• [What is expected] Make an exact copy of the data below, leaving out every picture.

• [Task input]
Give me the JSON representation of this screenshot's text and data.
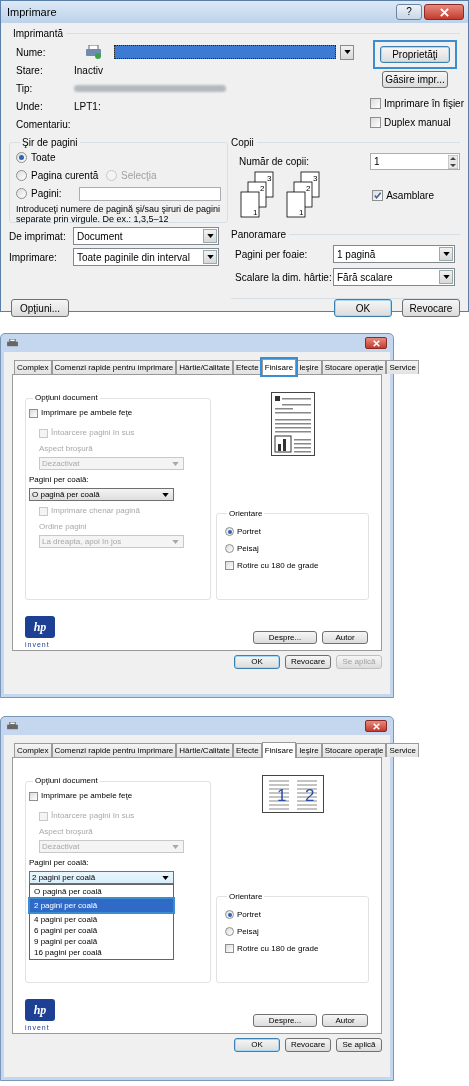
{
  "print_dialog": {
    "title": "Imprimare",
    "help": "?",
    "printer": {
      "legend": "Imprimantă",
      "name_label": "Nume:",
      "status_label": "Stare:",
      "status": "Inactiv",
      "type_label": "Tip:",
      "where_label": "Unde:",
      "where": "LPT1:",
      "comment_label": "Comentariu:"
    },
    "properties_button": {
      "label": "Proprietăţi",
      "highlighted": true
    },
    "find_button": "Găsire impr...",
    "print_to_file": {
      "label": "Imprimare în fişier",
      "checked": false
    },
    "manual_duplex": {
      "label": "Duplex manual",
      "checked": false
    },
    "page_range": {
      "legend": "Şir de pagini",
      "options": [
        {
          "label": "Toate",
          "selected": true,
          "disabled": false
        },
        {
          "label": "Pagina curentă",
          "selected": false,
          "disabled": false
        },
        {
          "label": "Selecţia",
          "selected": false,
          "disabled": true
        },
        {
          "label": "Pagini:",
          "selected": false,
          "disabled": false
        }
      ],
      "hint": "Introduceţi numere de pagină şi/sau şiruri de pagini separate prin virgule.  De ex.: 1,3,5–12"
    },
    "copies": {
      "legend": "Copii",
      "label": "Număr de copii:",
      "value": "1",
      "collate": {
        "label": "Asamblare",
        "checked": true
      },
      "stacks": [
        [
          "1",
          "2",
          "3"
        ],
        [
          "1",
          "2",
          "3"
        ]
      ]
    },
    "print_what": {
      "label": "De imprimat:",
      "value": "Document"
    },
    "print_scope": {
      "label": "Imprimare:",
      "value": "Toate paginile din interval"
    },
    "zoom": {
      "legend": "Panoramare",
      "pages_label": "Pagini per foaie:",
      "pages_value": "1 pagină",
      "scale_label": "Scalare la dim. hârtie:",
      "scale_value": "Fără scalare"
    },
    "options_button": "Opţiuni...",
    "ok": "OK",
    "cancel": "Revocare"
  },
  "properties_dialogs": [
    {
      "tabs": [
        {
          "label": "Complex",
          "selected": false,
          "highlighted": false
        },
        {
          "label": "Comenzi rapide pentru imprimare",
          "selected": false,
          "highlighted": false
        },
        {
          "label": "Hârtie/Calitate",
          "selected": false,
          "highlighted": false
        },
        {
          "label": "Efecte",
          "selected": false,
          "highlighted": false
        },
        {
          "label": "Finisare",
          "selected": true,
          "highlighted": true
        },
        {
          "label": "Ieşire",
          "selected": false,
          "highlighted": false
        },
        {
          "label": "Stocare operaţie",
          "selected": false,
          "highlighted": false
        },
        {
          "label": "Service",
          "selected": false,
          "highlighted": false
        }
      ],
      "document_options": {
        "legend": "Opţiuni document",
        "duplex": {
          "label": "Imprimare pe ambele feţe",
          "checked": false
        },
        "flip": {
          "label": "Întoarcere pagini în sus",
          "checked": false,
          "disabled": true
        },
        "booklet": {
          "label": "Aspect broşură",
          "value": "Dezactivat",
          "disabled": true
        },
        "pages_per_sheet": {
          "label": "Pagini per coală:",
          "value": "O pagină per coală",
          "open": false
        },
        "page_border": {
          "label": "Imprimare chenar pagină",
          "checked": false,
          "disabled": true
        },
        "page_order": {
          "label": "Ordine pagini",
          "value": "La dreapta, apoi în jos",
          "disabled": true
        }
      },
      "preview": {
        "kind": "single"
      },
      "orientation": {
        "legend": "Orientare",
        "options": [
          {
            "label": "Portret",
            "selected": true
          },
          {
            "label": "Peisaj",
            "selected": false
          }
        ],
        "rotate": {
          "label": "Rotire cu 180 de grade",
          "checked": false
        }
      },
      "logo": {
        "mark": "hp",
        "tagline": "invent"
      },
      "about": "Despre...",
      "author": "Autor",
      "ok": "OK",
      "cancel": "Revocare",
      "apply": {
        "label": "Se aplică",
        "disabled": true
      }
    },
    {
      "tabs": [
        {
          "label": "Complex",
          "selected": false,
          "highlighted": false
        },
        {
          "label": "Comenzi rapide pentru imprimare",
          "selected": false,
          "highlighted": false
        },
        {
          "label": "Hârtie/Calitate",
          "selected": false,
          "highlighted": false
        },
        {
          "label": "Efecte",
          "selected": false,
          "highlighted": false
        },
        {
          "label": "Finisare",
          "selected": true,
          "highlighted": false
        },
        {
          "label": "Ieşire",
          "selected": false,
          "highlighted": false
        },
        {
          "label": "Stocare operaţie",
          "selected": false,
          "highlighted": false
        },
        {
          "label": "Service",
          "selected": false,
          "highlighted": false
        }
      ],
      "document_options": {
        "legend": "Opţiuni document",
        "duplex": {
          "label": "Imprimare pe ambele feţe",
          "checked": false
        },
        "flip": {
          "label": "Întoarcere pagini în sus",
          "checked": false,
          "disabled": true
        },
        "booklet": {
          "label": "Aspect broşură",
          "value": "Dezactivat",
          "disabled": true
        },
        "pages_per_sheet": {
          "label": "Pagini per coală:",
          "value": "2 pagini per coală",
          "open": true,
          "items": [
            {
              "label": "O pagină per coală",
              "selected": false,
              "highlighted": false
            },
            {
              "label": "2 pagini per coală",
              "selected": true,
              "highlighted": true
            },
            {
              "label": "4 pagini per coală",
              "selected": false,
              "highlighted": false
            },
            {
              "label": "6 pagini per coală",
              "selected": false,
              "highlighted": false
            },
            {
              "label": "9 pagini per coală",
              "selected": false,
              "highlighted": false
            },
            {
              "label": "16 pagini per coală",
              "selected": false,
              "highlighted": false
            }
          ]
        }
      },
      "preview": {
        "kind": "double",
        "numbers": [
          "1",
          "2"
        ]
      },
      "orientation": {
        "legend": "Orientare",
        "options": [
          {
            "label": "Portret",
            "selected": true
          },
          {
            "label": "Peisaj",
            "selected": false
          }
        ],
        "rotate": {
          "label": "Rotire cu 180 de grade",
          "checked": false
        }
      },
      "logo": {
        "mark": "hp",
        "tagline": "invent"
      },
      "about": "Despre...",
      "author": "Autor",
      "ok": "OK",
      "cancel": "Revocare",
      "apply": {
        "label": "Se aplică",
        "disabled": false
      }
    }
  ]
}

• [Complete response]
Give me the JSON representation of this screenshot's text and data.
{
  "print_dialog": {
    "title": "Imprimare",
    "help": "?",
    "printer": {
      "legend": "Imprimantă",
      "name_label": "Nume:",
      "status_label": "Stare:",
      "status": "Inactiv",
      "type_label": "Tip:",
      "where_label": "Unde:",
      "where": "LPT1:",
      "comment_label": "Comentariu:"
    },
    "properties_button": {
      "label": "Proprietăţi",
      "highlighted": true
    },
    "find_button": "Găsire impr...",
    "print_to_file": {
      "label": "Imprimare în fişier",
      "checked": false
    },
    "manual_duplex": {
      "label": "Duplex manual",
      "checked": false
    },
    "page_range": {
      "legend": "Şir de pagini",
      "options": [
        {
          "label": "Toate",
          "selected": true,
          "disabled": false
        },
        {
          "label": "Pagina curentă",
          "selected": false,
          "disabled": false
        },
        {
          "label": "Selecţia",
          "selected": false,
          "disabled": true
        },
        {
          "label": "Pagini:",
          "selected": false,
          "disabled": false
        }
      ],
      "hint": "Introduceţi numere de pagină şi/sau şiruri de pagini separate prin virgule.  De ex.: 1,3,5–12"
    },
    "copies": {
      "legend": "Copii",
      "label": "Număr de copii:",
      "value": "1",
      "collate": {
        "label": "Asamblare",
        "checked": true
      },
      "stacks": [
        [
          "1",
          "2",
          "3"
        ],
        [
          "1",
          "2",
          "3"
        ]
      ]
    },
    "print_what": {
      "label": "De imprimat:",
      "value": "Document"
    },
    "print_scope": {
      "label": "Imprimare:",
      "value": "Toate paginile din interval"
    },
    "zoom": {
      "legend": "Panoramare",
      "pages_label": "Pagini per foaie:",
      "pages_value": "1 pagină",
      "scale_label": "Scalare la dim. hârtie:",
      "scale_value": "Fără scalare"
    },
    "options_button": "Opţiuni...",
    "ok": "OK",
    "cancel": "Revocare"
  },
  "properties_dialogs": [
    {
      "tabs": [
        {
          "label": "Complex",
          "selected": false,
          "highlighted": false
        },
        {
          "label": "Comenzi rapide pentru imprimare",
          "selected": false,
          "highlighted": false
        },
        {
          "label": "Hârtie/Calitate",
          "selected": false,
          "highlighted": false
        },
        {
          "label": "Efecte",
          "selected": false,
          "highlighted": false
        },
        {
          "label": "Finisare",
          "selected": true,
          "highlighted": true
        },
        {
          "label": "Ieşire",
          "selected": false,
          "highlighted": false
        },
        {
          "label": "Stocare operaţie",
          "selected": false,
          "highlighted": false
        },
        {
          "label": "Service",
          "selected": false,
          "highlighted": false
        }
      ],
      "document_options": {
        "legend": "Opţiuni document",
        "duplex": {
          "label": "Imprimare pe ambele feţe",
          "checked": false
        },
        "flip": {
          "label": "Întoarcere pagini în sus",
          "checked": false,
          "disabled": true
        },
        "booklet": {
          "label": "Aspect broşură",
          "value": "Dezactivat",
          "disabled": true
        },
        "pages_per_sheet": {
          "label": "Pagini per coală:",
          "value": "O pagină per coală",
          "open": false
        },
        "page_border": {
          "label": "Imprimare chenar pagină",
          "checked": false,
          "disabled": true
        },
        "page_order": {
          "label": "Ordine pagini",
          "value": "La dreapta, apoi în jos",
          "disabled": true
        }
      },
      "preview": {
        "kind": "single"
      },
      "orientation": {
        "legend": "Orientare",
        "options": [
          {
            "label": "Portret",
            "selected": true
          },
          {
            "label": "Peisaj",
            "selected": false
          }
        ],
        "rotate": {
          "label": "Rotire cu 180 de grade",
          "checked": false
        }
      },
      "logo": {
        "mark": "hp",
        "tagline": "invent"
      },
      "about": "Despre...",
      "author": "Autor",
      "ok": "OK",
      "cancel": "Revocare",
      "apply": {
        "label": "Se aplică",
        "disabled": true
      }
    },
    {
      "tabs": [
        {
          "label": "Complex",
          "selected": false,
          "highlighted": false
        },
        {
          "label": "Comenzi rapide pentru imprimare",
          "selected": false,
          "highlighted": false
        },
        {
          "label": "Hârtie/Calitate",
          "selected": false,
          "highlighted": false
        },
        {
          "label": "Efecte",
          "selected": false,
          "highlighted": false
        },
        {
          "label": "Finisare",
          "selected": true,
          "highlighted": false
        },
        {
          "label": "Ieşire",
          "selected": false,
          "highlighted": false
        },
        {
          "label": "Stocare operaţie",
          "selected": false,
          "highlighted": false
        },
        {
          "label": "Service",
          "selected": false,
          "highlighted": false
        }
      ],
      "document_options": {
        "legend": "Opţiuni document",
        "duplex": {
          "label": "Imprimare pe ambele feţe",
          "checked": false
        },
        "flip": {
          "label": "Întoarcere pagini în sus",
          "checked": false,
          "disabled": true
        },
        "booklet": {
          "label": "Aspect broşură",
          "value": "Dezactivat",
          "disabled": true
        },
        "pages_per_sheet": {
          "label": "Pagini per coală:",
          "value": "2 pagini per coală",
          "open": true,
          "items": [
            {
              "label": "O pagină per coală",
              "selected": false,
              "highlighted": false
            },
            {
              "label": "2 pagini per coală",
              "selected": true,
              "highlighted": true
            },
            {
              "label": "4 pagini per coală",
              "selected": false,
              "highlighted": false
            },
            {
              "label": "6 pagini per coală",
              "selected": false,
              "highlighted": false
            },
            {
              "label": "9 pagini per coală",
              "selected": false,
              "highlighted": false
            },
            {
              "label": "16 pagini per coală",
              "selected": false,
              "highlighted": false
            }
          ]
        }
      },
      "preview": {
        "kind": "double",
        "numbers": [
          "1",
          "2"
        ]
      },
      "orientation": {
        "legend": "Orientare",
        "options": [
          {
            "label": "Portret",
            "selected": true
          },
          {
            "label": "Peisaj",
            "selected": false
          }
        ],
        "rotate": {
          "label": "Rotire cu 180 de grade",
          "checked": false
        }
      },
      "logo": {
        "mark": "hp",
        "tagline": "invent"
      },
      "about": "Despre...",
      "author": "Autor",
      "ok": "OK",
      "cancel": "Revocare",
      "apply": {
        "label": "Se aplică",
        "disabled": false
      }
    }
  ]
}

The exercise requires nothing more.